Data extracted from a collection:

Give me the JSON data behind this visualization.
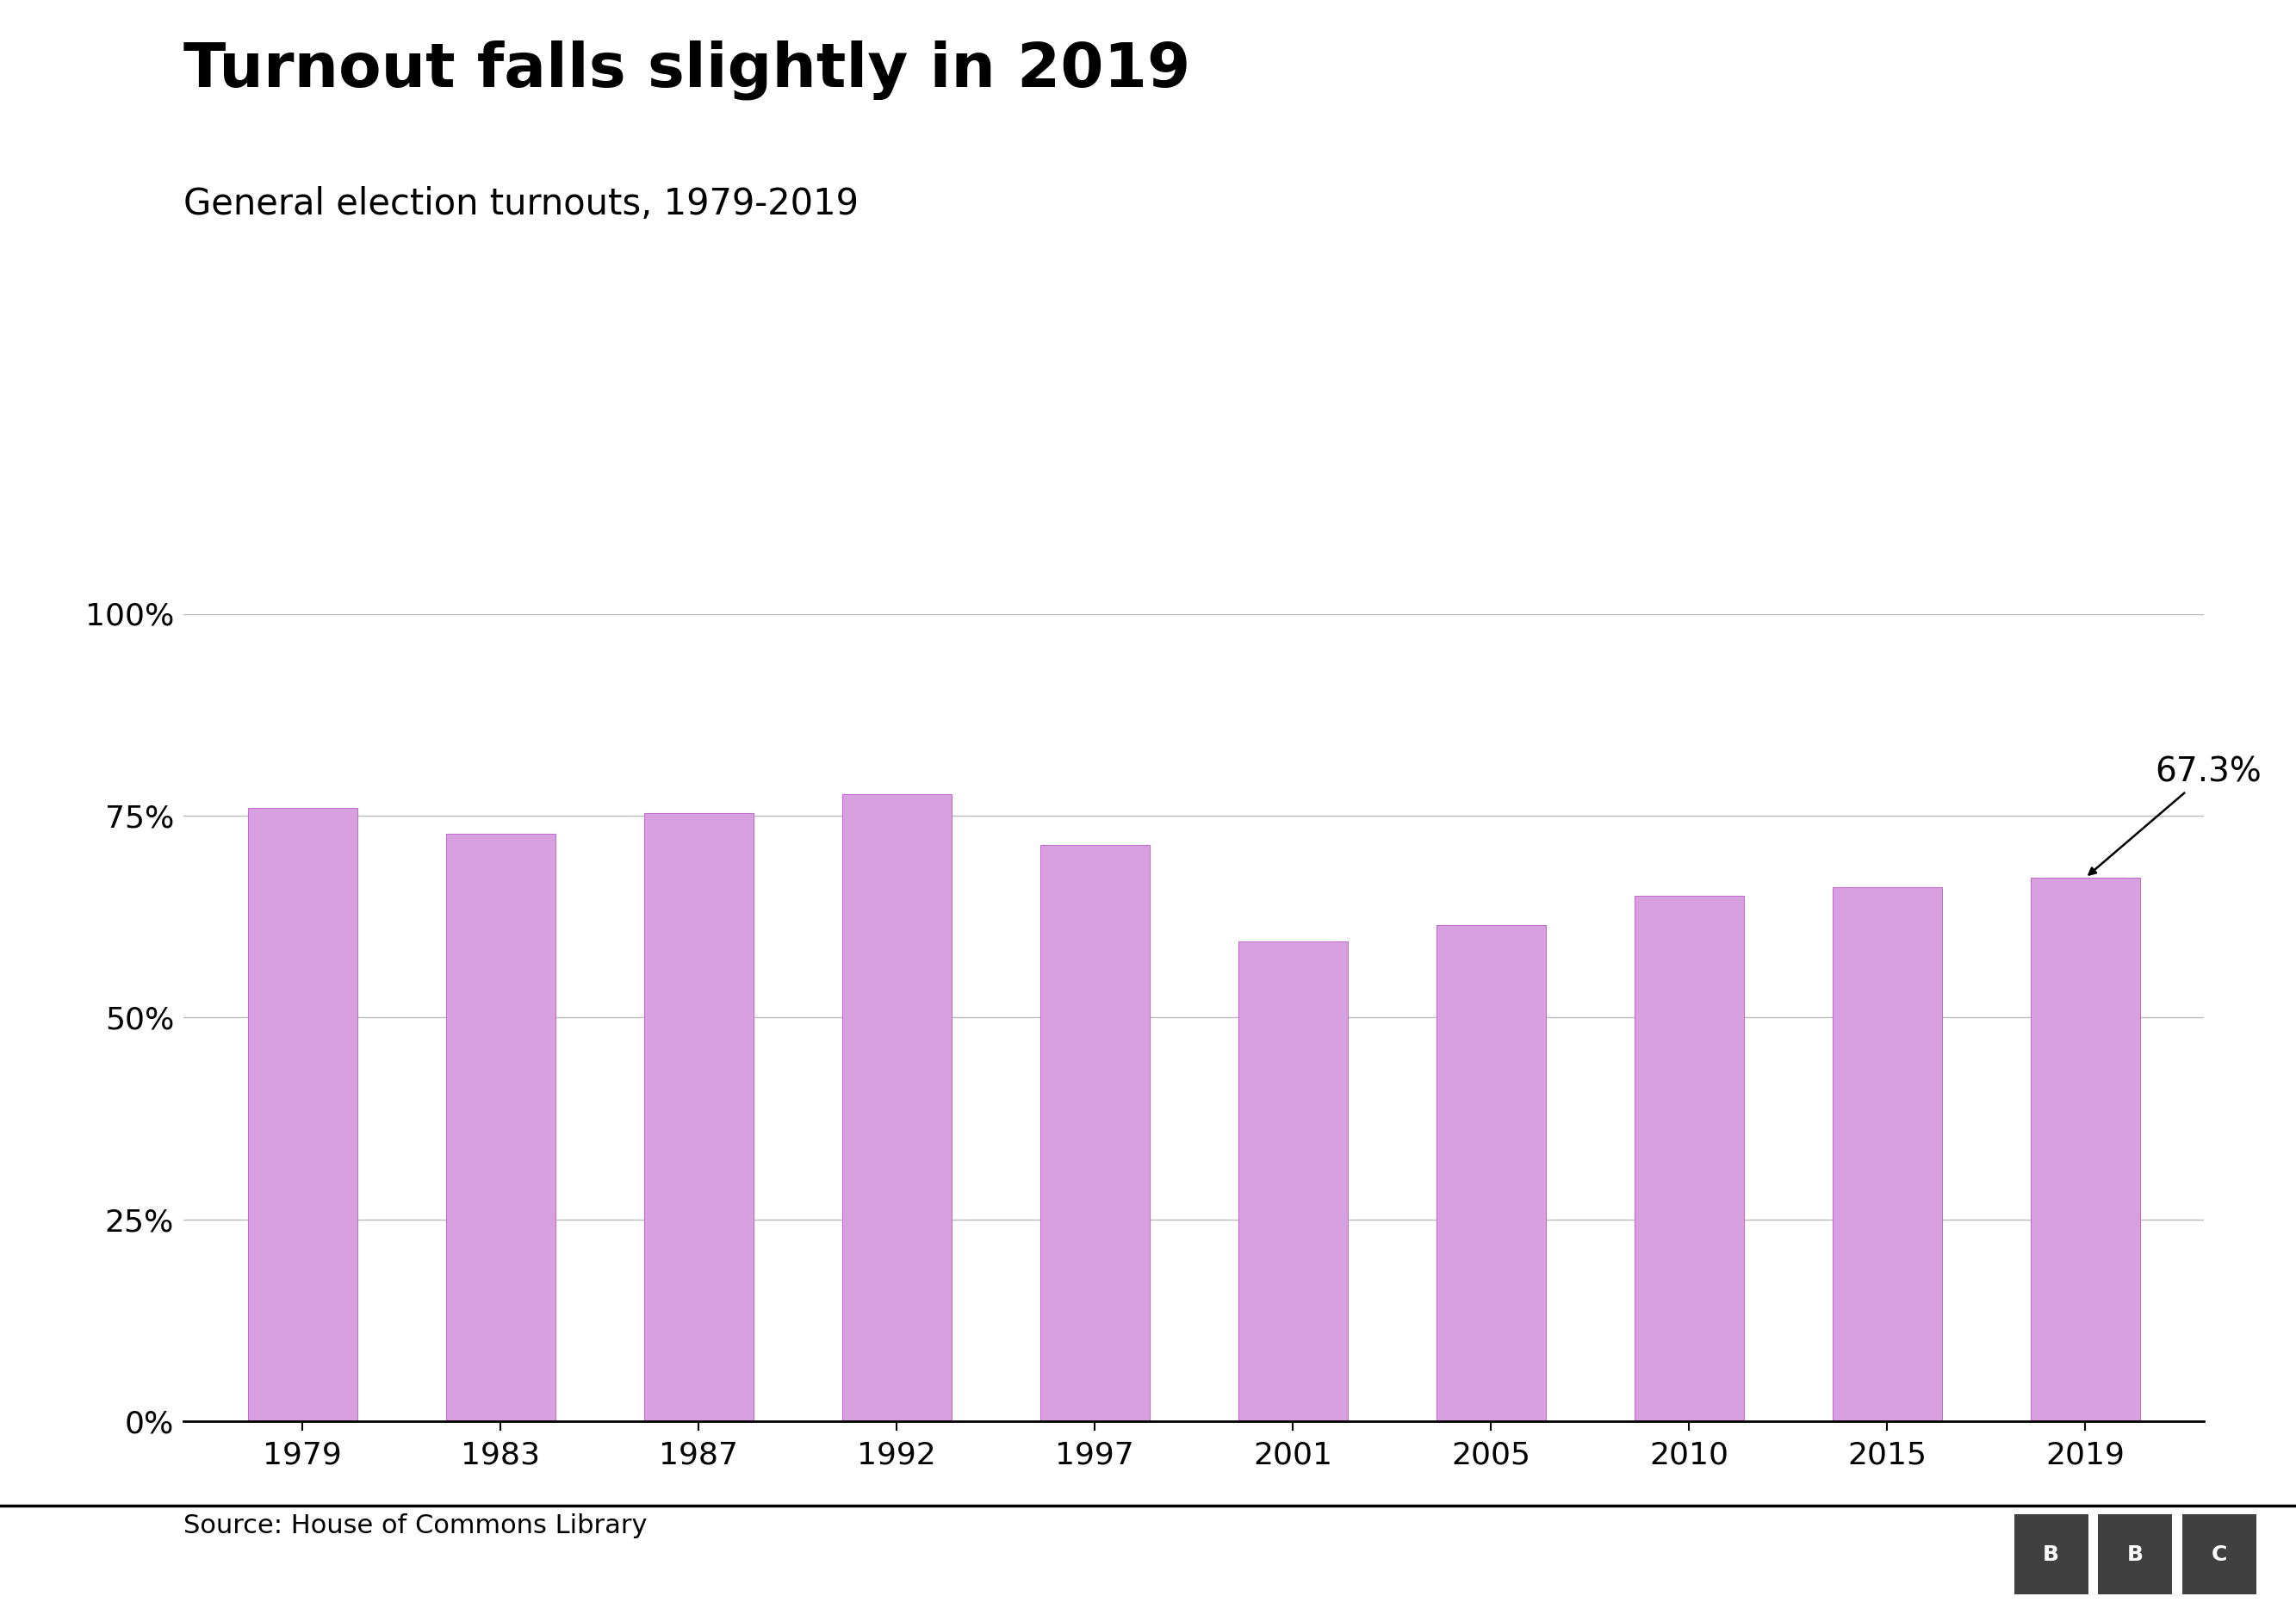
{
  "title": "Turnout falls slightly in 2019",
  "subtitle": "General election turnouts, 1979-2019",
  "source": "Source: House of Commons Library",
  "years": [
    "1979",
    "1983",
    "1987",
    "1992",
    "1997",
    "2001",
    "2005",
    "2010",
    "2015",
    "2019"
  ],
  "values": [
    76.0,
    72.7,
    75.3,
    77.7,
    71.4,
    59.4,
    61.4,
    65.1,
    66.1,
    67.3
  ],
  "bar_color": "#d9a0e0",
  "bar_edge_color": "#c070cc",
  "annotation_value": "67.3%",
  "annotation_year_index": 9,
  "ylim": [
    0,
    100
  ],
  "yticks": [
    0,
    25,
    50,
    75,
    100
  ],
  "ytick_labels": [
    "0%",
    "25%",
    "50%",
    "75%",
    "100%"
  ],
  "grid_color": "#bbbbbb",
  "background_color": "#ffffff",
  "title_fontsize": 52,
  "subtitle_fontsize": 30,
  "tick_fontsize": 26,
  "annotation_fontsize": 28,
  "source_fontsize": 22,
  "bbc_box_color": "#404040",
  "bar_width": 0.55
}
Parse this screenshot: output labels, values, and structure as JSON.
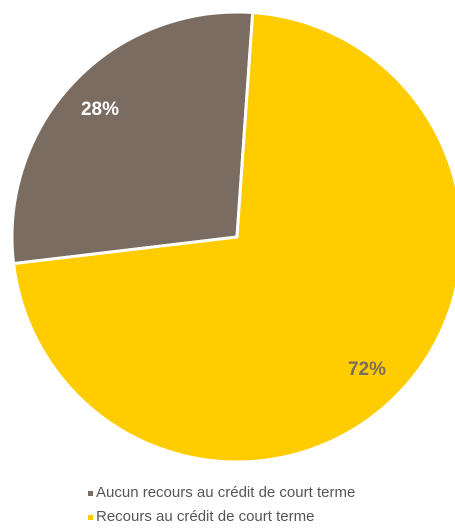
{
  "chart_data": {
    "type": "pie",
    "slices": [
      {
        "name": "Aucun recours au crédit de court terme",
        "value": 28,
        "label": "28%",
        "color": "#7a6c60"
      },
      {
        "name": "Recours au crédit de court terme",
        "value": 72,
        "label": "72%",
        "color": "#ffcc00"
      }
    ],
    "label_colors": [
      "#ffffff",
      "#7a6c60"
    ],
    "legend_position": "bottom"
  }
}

> _Problem requirements_
Pick out lines containing the word "terme", each one as written.

> _Exercise result_
        "name": "Aucun recours au crédit de court terme",
        "name": "Recours au crédit de court terme",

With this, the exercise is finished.